Search the data for the word "ffffff" and copy every line where it occurs.

═══ DATASET RECORDS

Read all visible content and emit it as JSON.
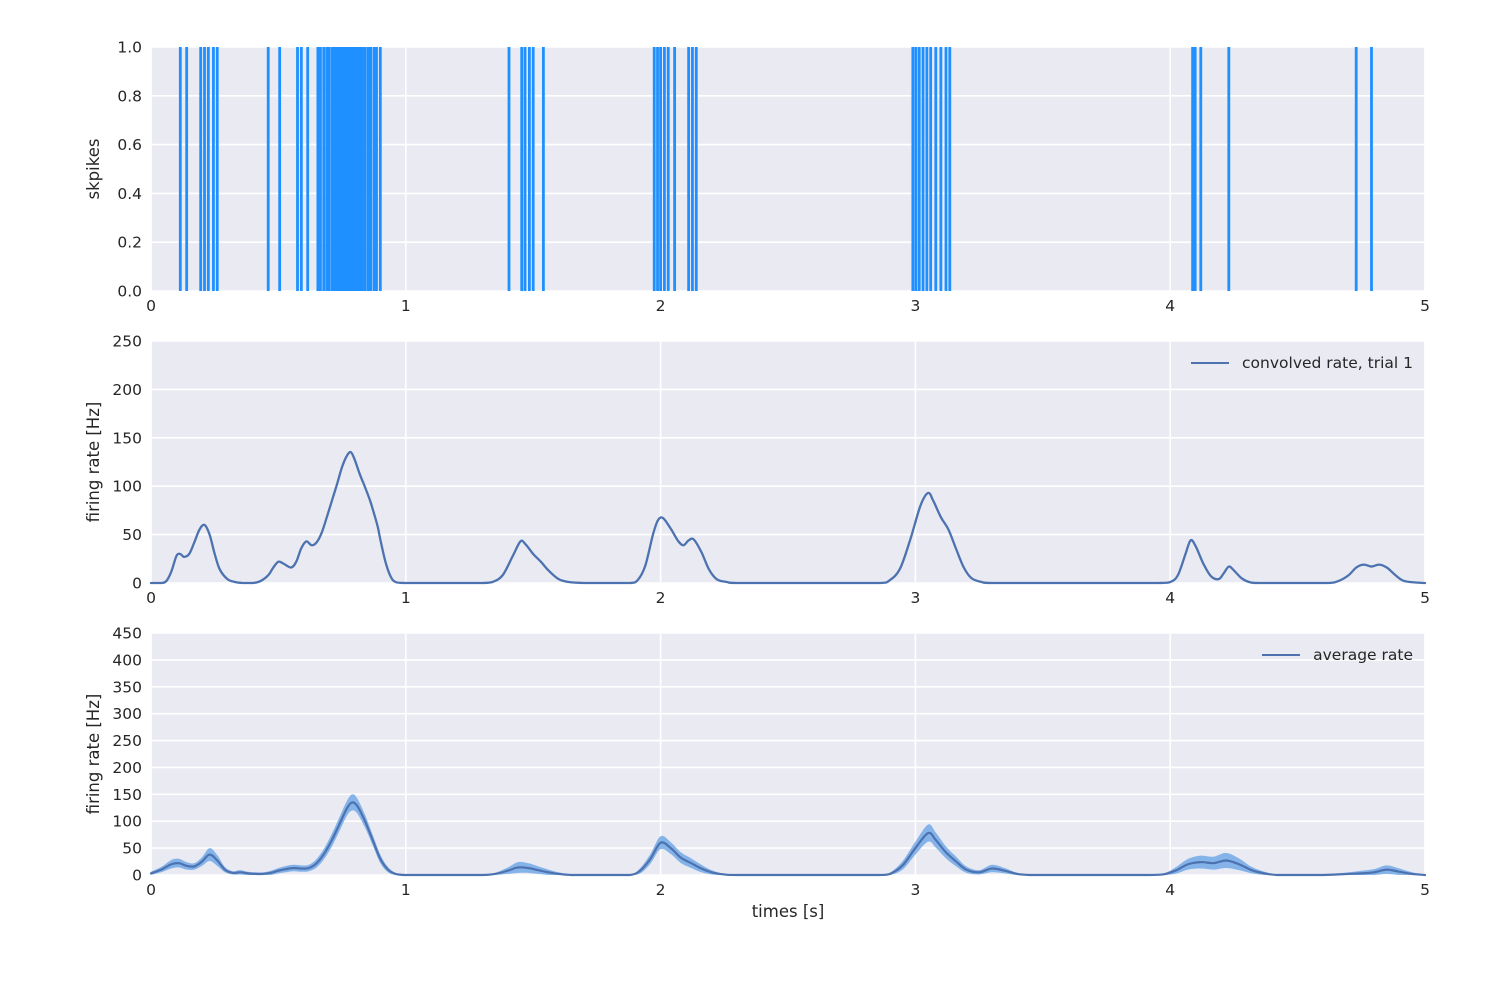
{
  "figure": {
    "background": "#ffffff",
    "axes_background": "#eaeaf2",
    "grid_color": "#ffffff",
    "text_color": "#262626",
    "spike_color": "#1e90ff",
    "line_color": "#4c72b0",
    "band_color": "#79ade8"
  },
  "chart_data": [
    {
      "type": "event-raster",
      "ylabel": "skpikes",
      "xlim": [
        0,
        5
      ],
      "ylim": [
        0.0,
        1.0
      ],
      "xticks": [
        0,
        1,
        2,
        3,
        4,
        5
      ],
      "yticks": [
        0.0,
        0.2,
        0.4,
        0.6,
        0.8,
        1.0
      ],
      "ytick_labels": [
        "0.0",
        "0.2",
        "0.4",
        "0.6",
        "0.8",
        "1.0"
      ],
      "grid": true,
      "spike_times": [
        0.115,
        0.14,
        0.195,
        0.21,
        0.225,
        0.245,
        0.26,
        0.46,
        0.505,
        0.575,
        0.59,
        0.615,
        0.655,
        0.665,
        0.678,
        0.69,
        0.7,
        0.712,
        0.72,
        0.728,
        0.735,
        0.745,
        0.752,
        0.76,
        0.768,
        0.775,
        0.782,
        0.79,
        0.798,
        0.805,
        0.813,
        0.822,
        0.83,
        0.84,
        0.852,
        0.862,
        0.875,
        0.885,
        0.9,
        1.405,
        1.455,
        1.468,
        1.485,
        1.5,
        1.54,
        1.975,
        1.988,
        2.0,
        2.015,
        2.03,
        2.055,
        2.11,
        2.125,
        2.14,
        2.99,
        3.002,
        3.015,
        3.03,
        3.045,
        3.06,
        3.08,
        3.1,
        3.12,
        3.135,
        4.088,
        4.098,
        4.12,
        4.23,
        4.73,
        4.79
      ]
    },
    {
      "type": "line",
      "ylabel": "firing rate [Hz]",
      "legend": "convolved rate, trial 1",
      "legend_position": "upper right",
      "xlim": [
        0,
        5
      ],
      "ylim": [
        0,
        250
      ],
      "xticks": [
        0,
        1,
        2,
        3,
        4,
        5
      ],
      "yticks": [
        0,
        50,
        100,
        150,
        200,
        250
      ],
      "grid": true,
      "x": [
        0,
        0.04,
        0.06,
        0.08,
        0.1,
        0.115,
        0.13,
        0.15,
        0.17,
        0.19,
        0.21,
        0.23,
        0.25,
        0.27,
        0.3,
        0.33,
        0.36,
        0.4,
        0.43,
        0.46,
        0.48,
        0.5,
        0.52,
        0.55,
        0.57,
        0.59,
        0.61,
        0.63,
        0.65,
        0.67,
        0.69,
        0.71,
        0.73,
        0.75,
        0.77,
        0.785,
        0.8,
        0.82,
        0.84,
        0.86,
        0.875,
        0.89,
        0.9,
        0.92,
        0.94,
        0.96,
        1.0,
        1.1,
        1.2,
        1.3,
        1.34,
        1.38,
        1.42,
        1.45,
        1.47,
        1.5,
        1.53,
        1.56,
        1.6,
        1.64,
        1.7,
        1.8,
        1.88,
        1.91,
        1.94,
        1.97,
        1.99,
        2.01,
        2.04,
        2.07,
        2.09,
        2.11,
        2.13,
        2.16,
        2.19,
        2.22,
        2.26,
        2.3,
        2.5,
        2.7,
        2.86,
        2.9,
        2.94,
        2.98,
        3.02,
        3.05,
        3.07,
        3.1,
        3.13,
        3.16,
        3.19,
        3.22,
        3.26,
        3.3,
        3.5,
        3.7,
        3.95,
        4.0,
        4.03,
        4.06,
        4.08,
        4.1,
        4.13,
        4.16,
        4.19,
        4.21,
        4.23,
        4.25,
        4.28,
        4.31,
        4.35,
        4.5,
        4.62,
        4.66,
        4.7,
        4.73,
        4.76,
        4.79,
        4.82,
        4.85,
        4.88,
        4.91,
        4.94,
        5.0
      ],
      "y": [
        0,
        0,
        2,
        12,
        28,
        30,
        27,
        30,
        42,
        55,
        60,
        50,
        30,
        14,
        4,
        1,
        0,
        0,
        2,
        8,
        16,
        22,
        20,
        16,
        22,
        36,
        43,
        39,
        42,
        52,
        68,
        85,
        102,
        120,
        132,
        135,
        127,
        112,
        99,
        85,
        72,
        58,
        45,
        22,
        7,
        1,
        0,
        0,
        0,
        0,
        1,
        8,
        28,
        43,
        40,
        30,
        22,
        13,
        4,
        1,
        0,
        0,
        0,
        3,
        18,
        50,
        65,
        67,
        56,
        43,
        39,
        44,
        45,
        32,
        14,
        4,
        1,
        0,
        0,
        0,
        0,
        3,
        15,
        45,
        80,
        93,
        85,
        68,
        55,
        35,
        16,
        5,
        1,
        0,
        0,
        0,
        0,
        1,
        8,
        30,
        44,
        38,
        20,
        7,
        4,
        10,
        17,
        13,
        5,
        1,
        0,
        0,
        0,
        2,
        8,
        16,
        19,
        17,
        19,
        16,
        9,
        3,
        1,
        0
      ]
    },
    {
      "type": "area-line",
      "ylabel": "firing rate [Hz]",
      "xlabel": "times [s]",
      "legend": "average rate",
      "legend_position": "upper right",
      "xlim": [
        0,
        5
      ],
      "ylim": [
        0,
        450
      ],
      "xticks": [
        0,
        1,
        2,
        3,
        4,
        5
      ],
      "yticks": [
        0,
        50,
        100,
        150,
        200,
        250,
        300,
        350,
        400,
        450
      ],
      "grid": true,
      "x": [
        0,
        0.04,
        0.08,
        0.11,
        0.14,
        0.17,
        0.2,
        0.23,
        0.26,
        0.29,
        0.32,
        0.35,
        0.38,
        0.41,
        0.44,
        0.47,
        0.5,
        0.53,
        0.56,
        0.59,
        0.62,
        0.65,
        0.68,
        0.71,
        0.74,
        0.77,
        0.79,
        0.81,
        0.84,
        0.87,
        0.9,
        0.93,
        0.96,
        1.0,
        1.1,
        1.2,
        1.3,
        1.35,
        1.4,
        1.44,
        1.48,
        1.52,
        1.56,
        1.6,
        1.65,
        1.7,
        1.8,
        1.88,
        1.92,
        1.96,
        2.0,
        2.04,
        2.08,
        2.12,
        2.16,
        2.2,
        2.25,
        2.3,
        2.5,
        2.7,
        2.86,
        2.9,
        2.95,
        3.0,
        3.05,
        3.08,
        3.12,
        3.16,
        3.2,
        3.25,
        3.3,
        3.35,
        3.4,
        3.45,
        3.5,
        3.7,
        3.9,
        3.97,
        4.02,
        4.07,
        4.12,
        4.17,
        4.22,
        4.27,
        4.32,
        4.37,
        4.42,
        4.5,
        4.6,
        4.7,
        4.75,
        4.8,
        4.85,
        4.9,
        4.95,
        5.0
      ],
      "mean": [
        3,
        10,
        20,
        22,
        17,
        16,
        25,
        38,
        27,
        10,
        4,
        5,
        3,
        2,
        2,
        4,
        8,
        11,
        13,
        12,
        13,
        22,
        40,
        65,
        95,
        125,
        135,
        128,
        100,
        65,
        30,
        10,
        2,
        0,
        0,
        0,
        0,
        2,
        8,
        14,
        13,
        9,
        5,
        2,
        0,
        0,
        0,
        0,
        8,
        30,
        60,
        50,
        32,
        22,
        12,
        5,
        1,
        0,
        0,
        0,
        0,
        2,
        18,
        50,
        78,
        65,
        42,
        25,
        10,
        5,
        12,
        8,
        2,
        0,
        0,
        0,
        0,
        1,
        8,
        20,
        24,
        22,
        27,
        20,
        9,
        3,
        0,
        0,
        0,
        2,
        3,
        5,
        10,
        6,
        2,
        0
      ],
      "err": [
        3,
        5,
        8,
        8,
        7,
        6,
        8,
        12,
        10,
        5,
        3,
        4,
        3,
        3,
        3,
        4,
        5,
        6,
        6,
        6,
        6,
        8,
        10,
        12,
        13,
        14,
        15,
        14,
        12,
        10,
        8,
        5,
        2,
        1,
        1,
        1,
        1,
        2,
        6,
        10,
        9,
        7,
        5,
        3,
        1,
        0,
        0,
        0,
        5,
        9,
        12,
        11,
        10,
        9,
        7,
        4,
        1,
        0,
        0,
        0,
        0,
        2,
        8,
        12,
        16,
        14,
        11,
        9,
        6,
        4,
        7,
        5,
        2,
        1,
        0,
        0,
        0,
        1,
        6,
        10,
        12,
        12,
        14,
        11,
        6,
        3,
        1,
        0,
        0,
        3,
        5,
        6,
        8,
        6,
        3,
        1
      ]
    }
  ]
}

══════

◆ ANSWER TO THIS TASK ◆
    "background": "#ffffff",
    "grid_color": "#ffffff",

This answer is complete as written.